● **Work required**: Give every entry again, unchanged, and leave its images out.

● **Supplied records**:
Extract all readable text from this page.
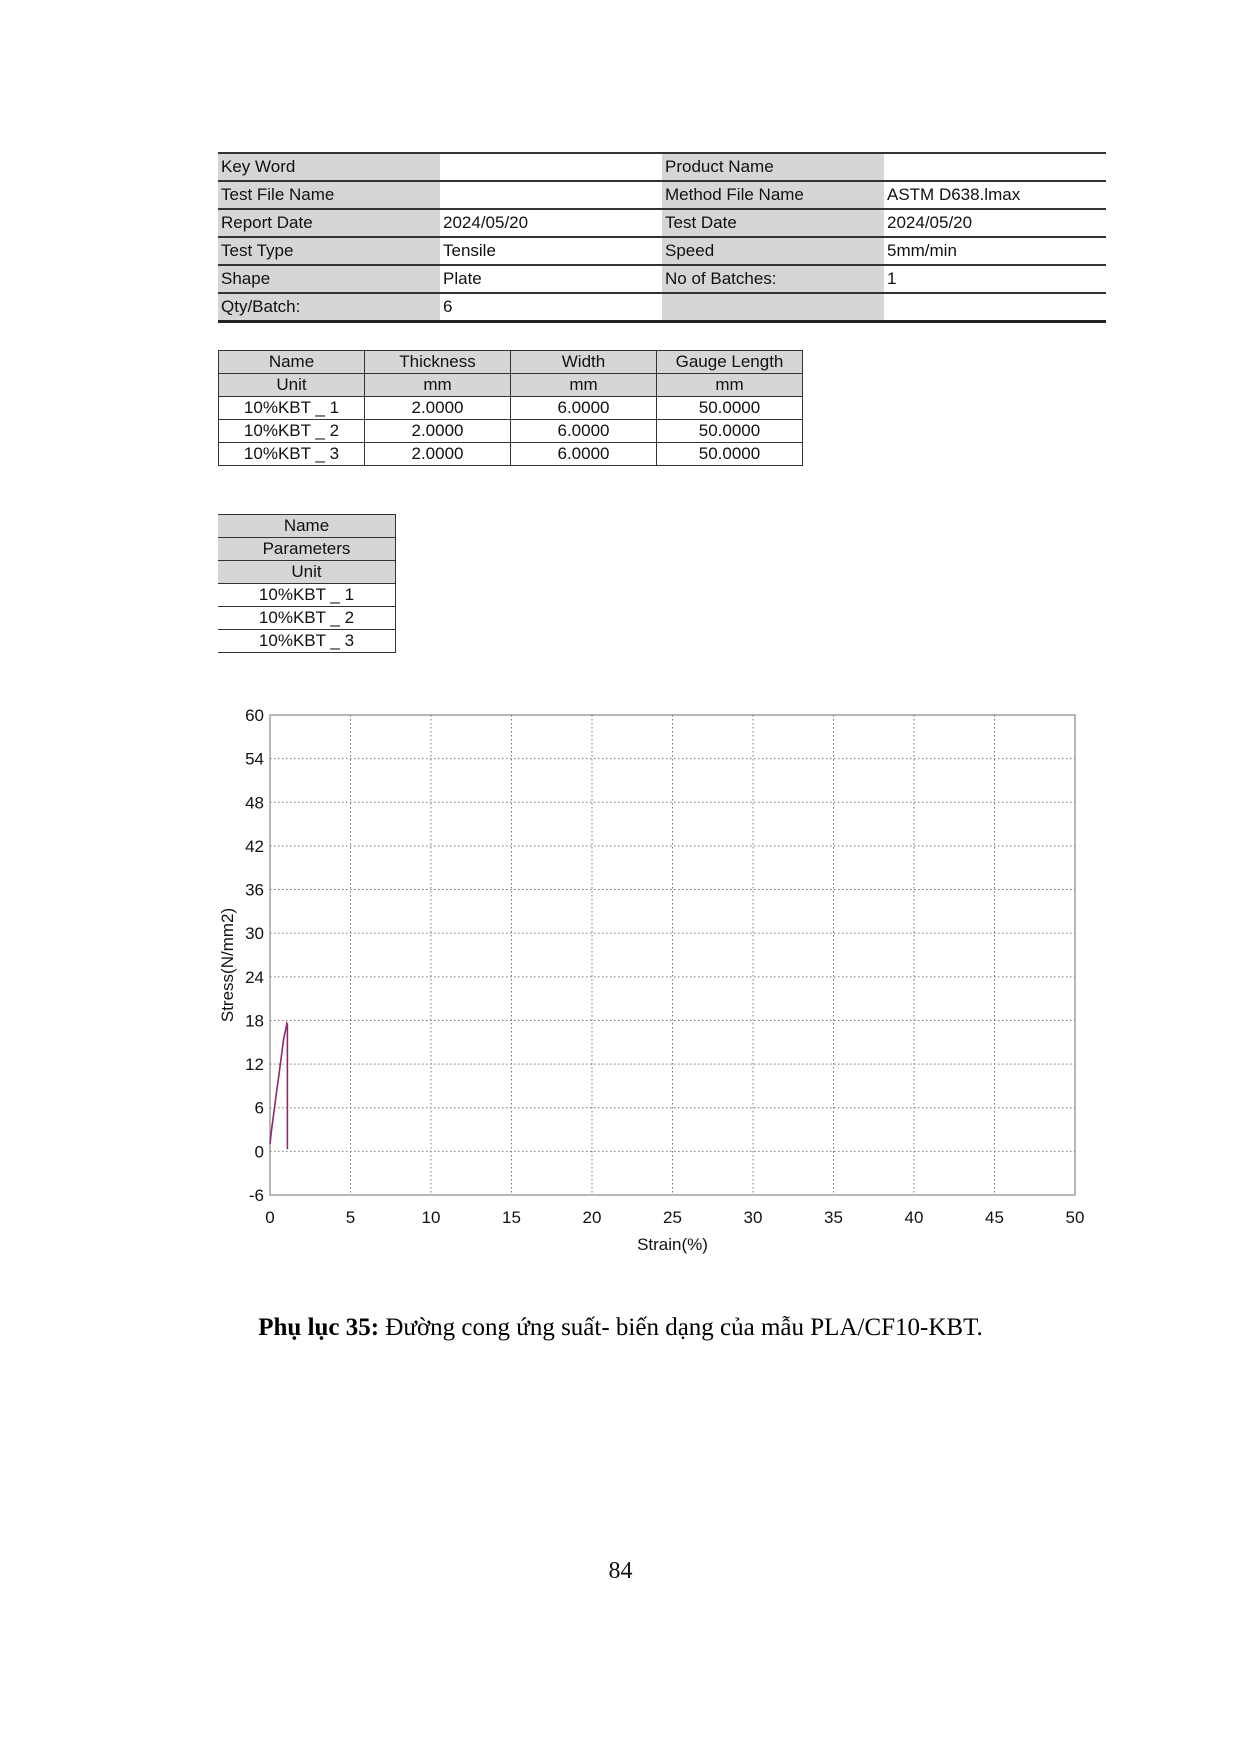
Key Word		Product Name	
Test File Name		Method File Name	ASTM D638.lmax
Report Date	2024/05/20	Test Date	2024/05/20
Test Type	Tensile	Speed	5mm/min
Shape	Plate	No of Batches:	1
Qty/Batch:	6		
Name	Thickness	Width	Gauge Length
Unit	mm	mm	mm
10%KBT _ 1	2.0000	6.0000	50.0000
10%KBT _ 2	2.0000	6.0000	50.0000
10%KBT _ 3	2.0000	6.0000	50.0000
Name
Parameters
Unit
10%KBT _ 1
10%KBT _ 2
10%KBT _ 3
0	5	10	15	20	25	30	35	40	45	50
60
54
48
42
36
30
24
18
12
6
0
-6
Strain(%)
Stress(N/mm2)
Phụ lục 35: Đường cong ứng suất- biến dạng của mẫu PLA/CF10-KBT.
84
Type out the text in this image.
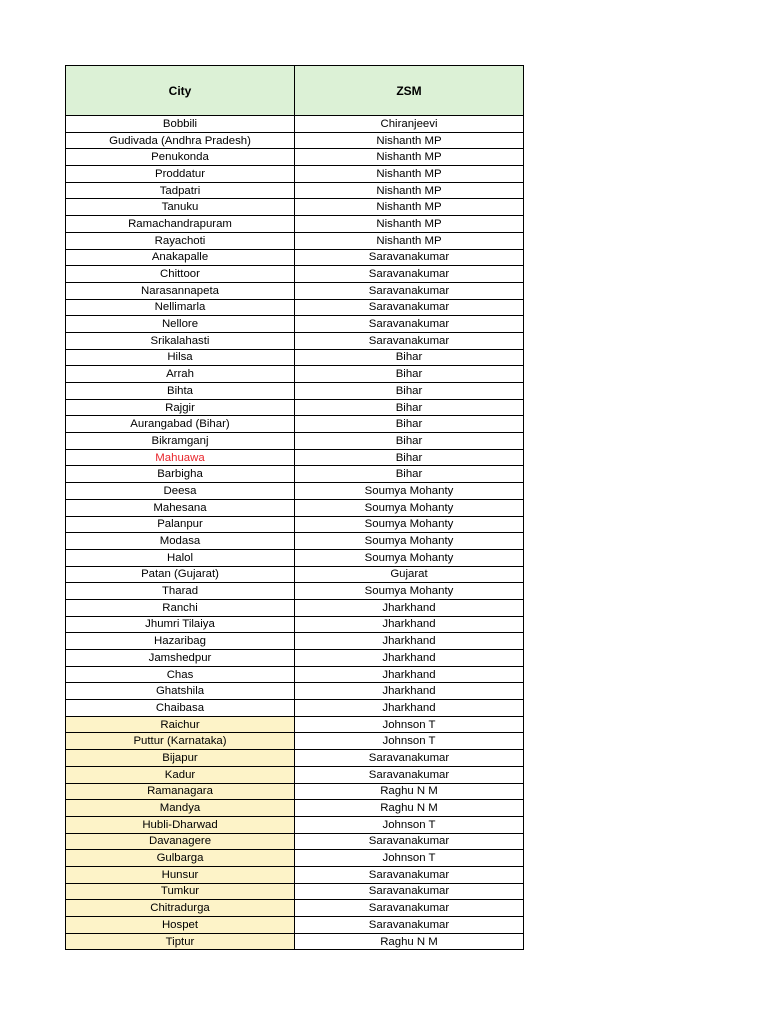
City	ZSM
Bobbili	Chiranjeevi
Gudivada (Andhra Pradesh)	Nishanth MP
Penukonda	Nishanth MP
Proddatur	Nishanth MP
Tadpatri	Nishanth MP
Tanuku	Nishanth MP
Ramachandrapuram	Nishanth MP
Rayachoti	Nishanth MP
Anakapalle	Saravanakumar
Chittoor	Saravanakumar
Narasannapeta	Saravanakumar
Nellimarla	Saravanakumar
Nellore	Saravanakumar
Srikalahasti	Saravanakumar
Hilsa	Bihar
Arrah	Bihar
Bihta	Bihar
Rajgir	Bihar
Aurangabad (Bihar)	Bihar
Bikramganj	Bihar
Mahuawa	Bihar
Barbigha	Bihar
Deesa	Soumya Mohanty
Mahesana	Soumya Mohanty
Palanpur	Soumya Mohanty
Modasa	Soumya Mohanty
Halol	Soumya Mohanty
Patan (Gujarat)	Gujarat
Tharad	Soumya Mohanty
Ranchi	Jharkhand
Jhumri Tilaiya	Jharkhand
Hazaribag	Jharkhand
Jamshedpur	Jharkhand
Chas	Jharkhand
Ghatshila	Jharkhand
Chaibasa	Jharkhand
Raichur	Johnson T
Puttur (Karnataka)	Johnson T
Bijapur	Saravanakumar
Kadur	Saravanakumar
Ramanagara	Raghu N M
Mandya	Raghu N M
Hubli-Dharwad	Johnson T
Davanagere	Saravanakumar
Gulbarga	Johnson T
Hunsur	Saravanakumar
Tumkur	Saravanakumar
Chitradurga	Saravanakumar
Hospet	Saravanakumar
Tiptur	Raghu N M
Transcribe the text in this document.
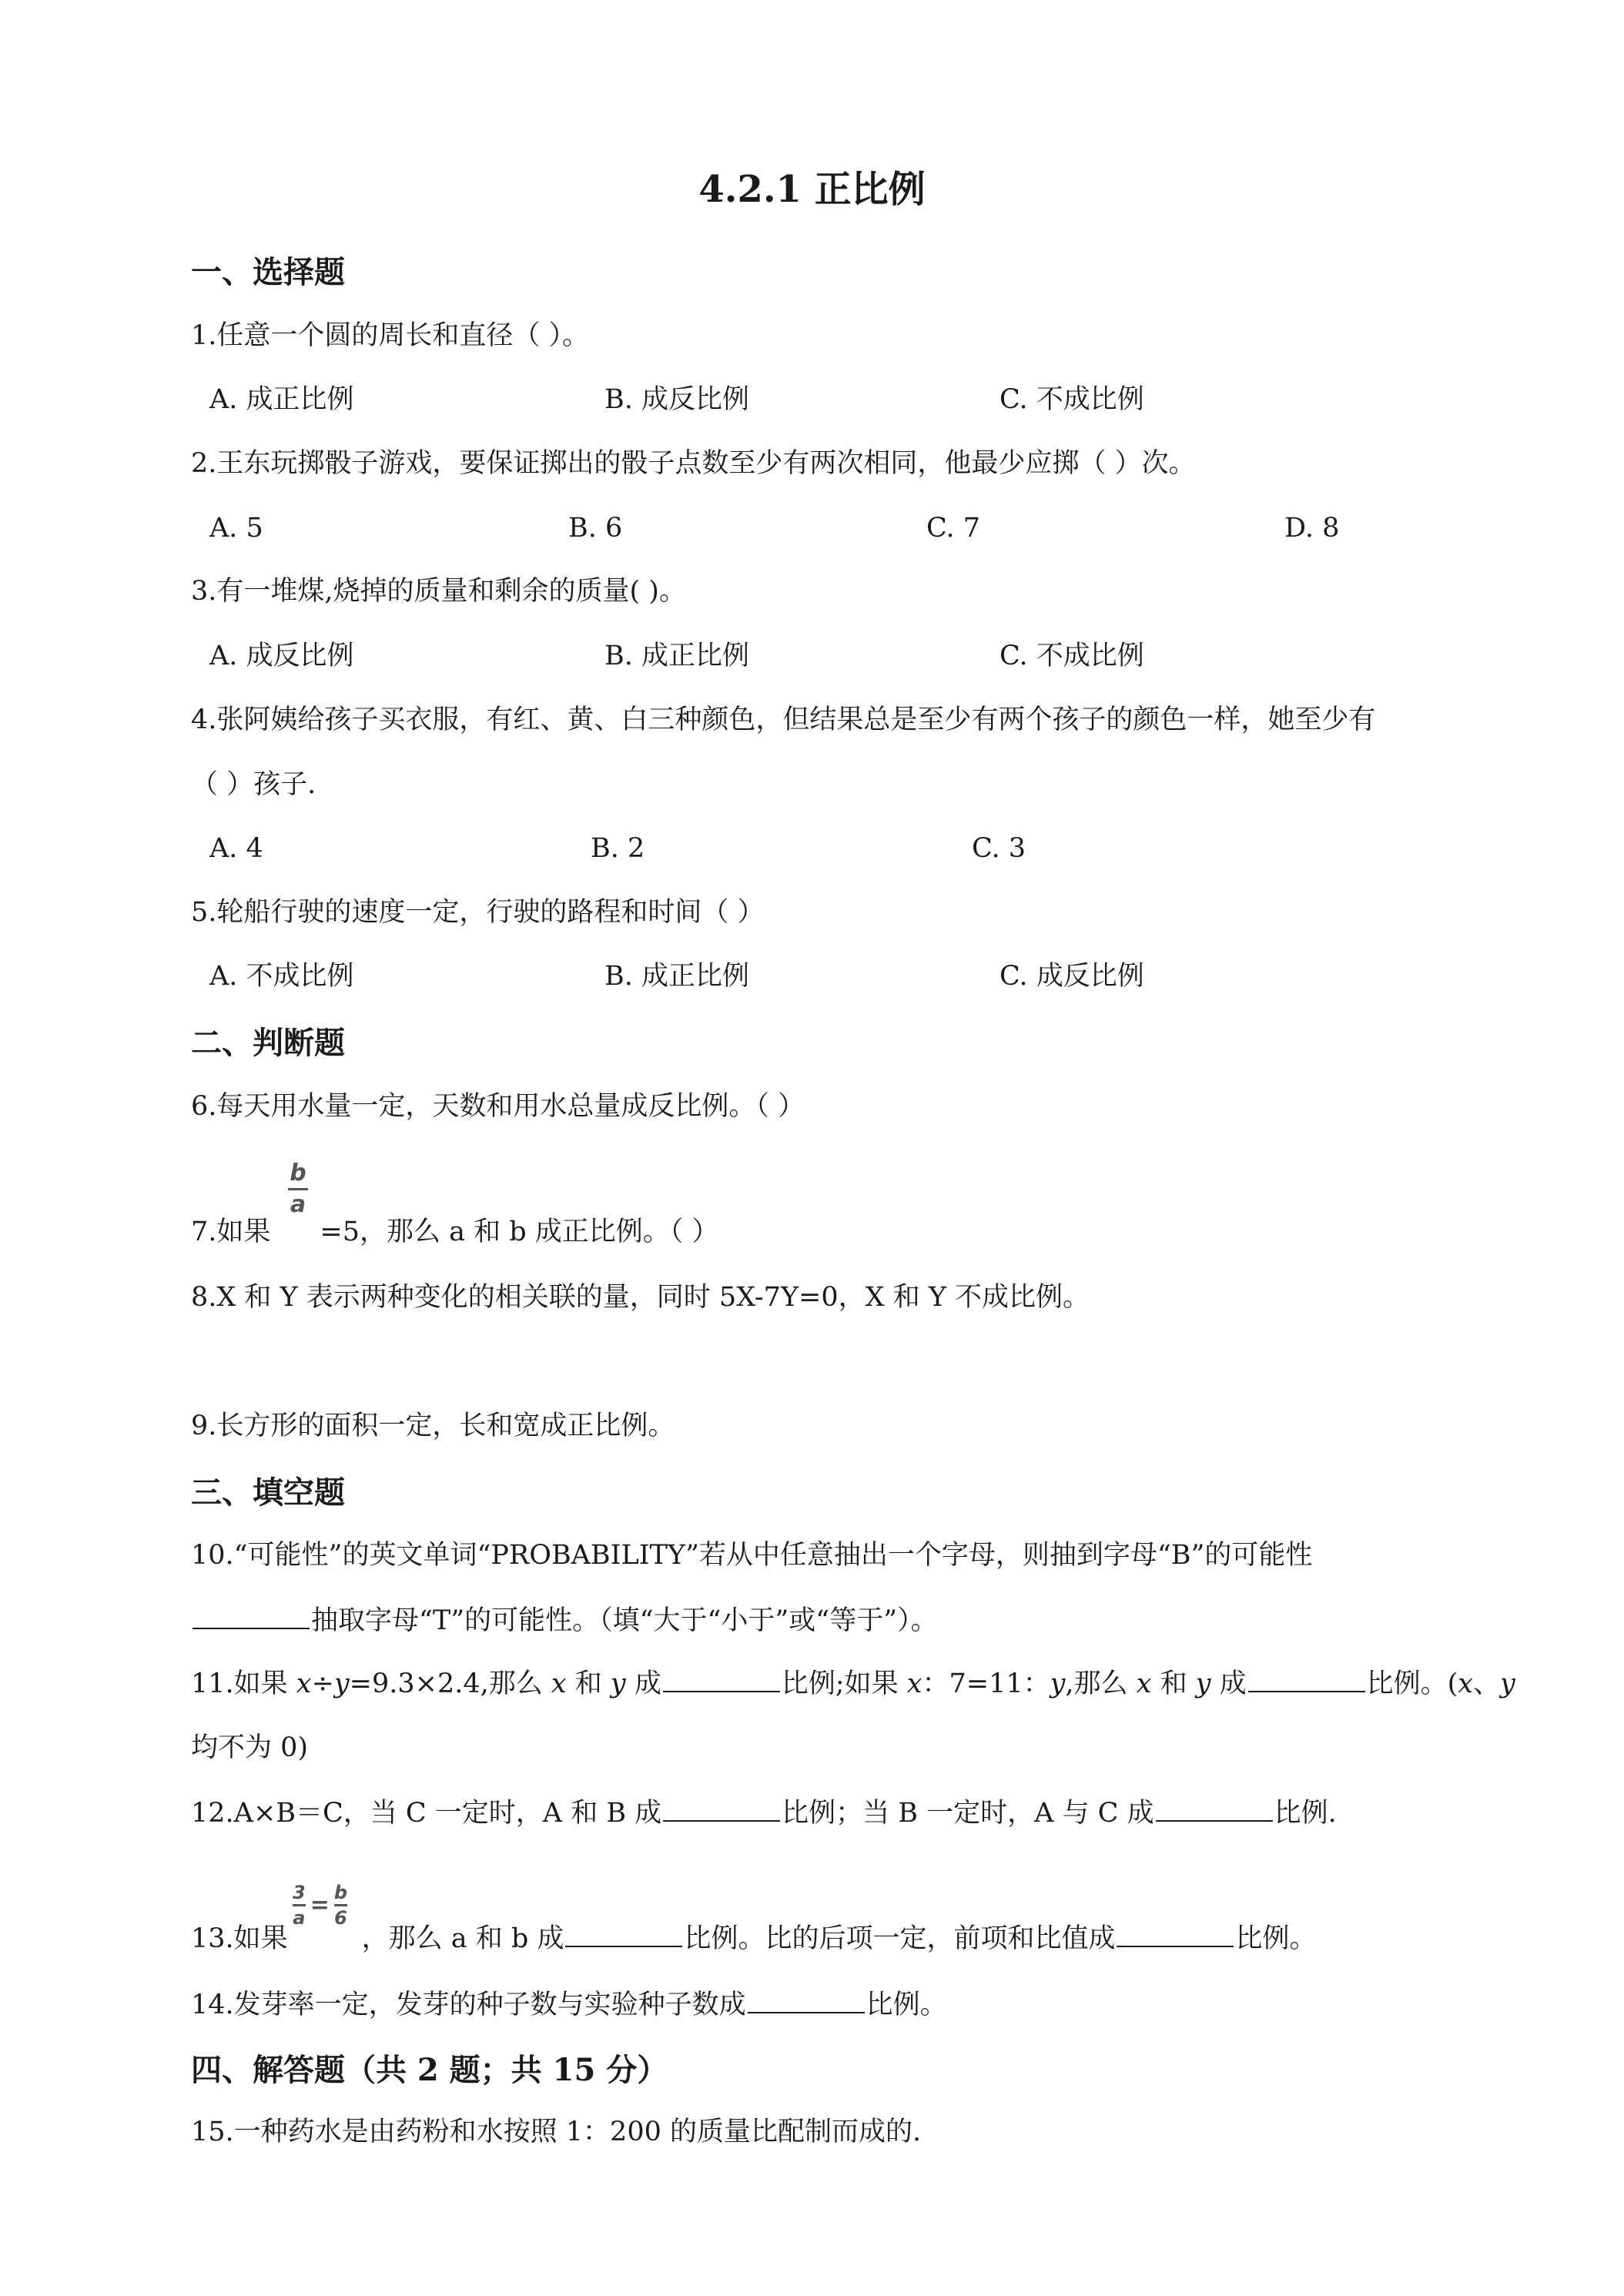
4.2.1 正比例
一、选择题
1.任意一个圆的周长和直径（ ）。
A. 成正比例	B. 成反比例	C. 不成比例
2.王东玩掷骰子游戏，要保证掷出的骰子点数至少有两次相同，他最少应掷（ ）次。
A. 5	B. 6	C. 7	D. 8
3.有一堆煤,烧掉的质量和剩余的质量( )。
A. 成反比例	B. 成正比例	C. 不成比例
4.张阿姨给孩子买衣服，有红、黄、白三种颜色，但结果总是至少有两个孩子的颜色一样，她至少有
（ ）孩子.
A. 4	B. 2	C. 3
5.轮船行驶的速度一定，行驶的路程和时间（ ）
A. 不成比例	B. 成正比例	C. 成反比例
二、判断题
6.每天用水量一定，天数和用水总量成反比例。（ ）
7.如果 =5，那么 a 和 b 成正比例。（ ）
b
a
8.X 和 Y 表示两种变化的相关联的量，同时 5X-7Y=0，X 和 Y 不成比例。
9.长方形的面积一定，长和宽成正比例。
三、填空题
10.“可能性”的英文单词“PROBABILITY”若从中任意抽出一个字母，则抽到字母“B”的可能性
抽取字母“T”的可能性。（填“大于“小于”或“等于”）。
11.如果 x÷y=9.3×2.4,那么 x 和 y 成	比例;如果 x：7=11：y,那么 x 和 y 成	比例。(x、y
均不为 0)
12.A×B＝C，当 C 一定时，A 和 B 成	比例；当 B 一定时，A 与 C 成	比例.
13.如果	，那么 a 和 b 成	比例。比的后项一定，前项和比值成	比例。
$\frac{3}{a} = \frac{b}{6}$
14.发芽率一定，发芽的种子数与实验种子数成	比例。
四、解答题（共 2 题；共 15 分）
15.一种药水是由药粉和水按照 1：200 的质量比配制而成的.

● **The response**:
Extract all readable text from this page.
Key Word		Product Name	
Test File Name		Method File Name	ASTM D638.lmax
Report Date	2024/05/20	Test Date	2024/05/20
Test Type	Tensile	Speed	5mm/min
Shape	Plate	No of Batches:	1
Qty/Batch:	6		
Name	Thickness	Width	Gauge Length
Unit	mm	mm	mm
10%KBT _ 1	2.0000	6.0000	50.0000
10%KBT _ 2	2.0000	6.0000	50.0000
10%KBT _ 3	2.0000	6.0000	50.0000
Name
Parameters
Unit
10%KBT _ 1
10%KBT _ 2
10%KBT _ 3
0	5	10	15	20	25	30	35	40	45	50
60
54
48
42
36
30
24
18
12
6
0
-6
Strain(%)
Stress(N/mm2)
Phụ lục 35: Đường cong ứng suất- biến dạng của mẫu PLA/CF10-KBT.
84
Type out the text in this image.
City	ZSM
Bobbili	Chiranjeevi
Gudivada (Andhra Pradesh)	Nishanth MP
Penukonda	Nishanth MP
Proddatur	Nishanth MP
Tadpatri	Nishanth MP
Tanuku	Nishanth MP
Ramachandrapuram	Nishanth MP
Rayachoti	Nishanth MP
Anakapalle	Saravanakumar
Chittoor	Saravanakumar
Narasannapeta	Saravanakumar
Nellimarla	Saravanakumar
Nellore	Saravanakumar
Srikalahasti	Saravanakumar
Hilsa	Bihar
Arrah	Bihar
Bihta	Bihar
Rajgir	Bihar
Aurangabad (Bihar)	Bihar
Bikramganj	Bihar
Mahuawa	Bihar
Barbigha	Bihar
Deesa	Soumya Mohanty
Mahesana	Soumya Mohanty
Palanpur	Soumya Mohanty
Modasa	Soumya Mohanty
Halol	Soumya Mohanty
Patan (Gujarat)	Gujarat
Tharad	Soumya Mohanty
Ranchi	Jharkhand
Jhumri Tilaiya	Jharkhand
Hazaribag	Jharkhand
Jamshedpur	Jharkhand
Chas	Jharkhand
Ghatshila	Jharkhand
Chaibasa	Jharkhand
Raichur	Johnson T
Puttur (Karnataka)	Johnson T
Bijapur	Saravanakumar
Kadur	Saravanakumar
Ramanagara	Raghu N M
Mandya	Raghu N M
Hubli-Dharwad	Johnson T
Davanagere	Saravanakumar
Gulbarga	Johnson T
Hunsur	Saravanakumar
Tumkur	Saravanakumar
Chitradurga	Saravanakumar
Hospet	Saravanakumar
Tiptur	Raghu N M
Transcribe the text in this document.
4.2.1 正比例
一、选择题
1.任意一个圆的周长和直径（ ）。
A. 成正比例	B. 成反比例	C. 不成比例
2.王东玩掷骰子游戏，要保证掷出的骰子点数至少有两次相同，他最少应掷（ ）次。
A. 5	B. 6	C. 7	D. 8
3.有一堆煤,烧掉的质量和剩余的质量( )。
A. 成反比例	B. 成正比例	C. 不成比例
4.张阿姨给孩子买衣服，有红、黄、白三种颜色，但结果总是至少有两个孩子的颜色一样，她至少有
（ ）孩子.
A. 4	B. 2	C. 3
5.轮船行驶的速度一定，行驶的路程和时间（ ）
A. 不成比例	B. 成正比例	C. 成反比例
二、判断题
6.每天用水量一定，天数和用水总量成反比例。（ ）
7.如果 =5，那么 a 和 b 成正比例。（ ）
b
a
8.X 和 Y 表示两种变化的相关联的量，同时 5X-7Y=0，X 和 Y 不成比例。
9.长方形的面积一定，长和宽成正比例。
三、填空题
10.“可能性”的英文单词“PROBABILITY”若从中任意抽出一个字母，则抽到字母“B”的可能性
抽取字母“T”的可能性。（填“大于“小于”或“等于”）。
11.如果 x÷y=9.3×2.4,那么 x 和 y 成	比例;如果 x：7=11：y,那么 x 和 y 成	比例。(x、y
均不为 0)
12.A×B＝C，当 C 一定时，A 和 B 成	比例；当 B 一定时，A 与 C 成	比例.
13.如果	，那么 a 和 b 成	比例。比的后项一定，前项和比值成	比例。
$\frac{3}{a} = \frac{b}{6}$
14.发芽率一定，发芽的种子数与实验种子数成	比例。
四、解答题（共 2 题；共 15 分）
15.一种药水是由药粉和水按照 1：200 的质量比配制而成的.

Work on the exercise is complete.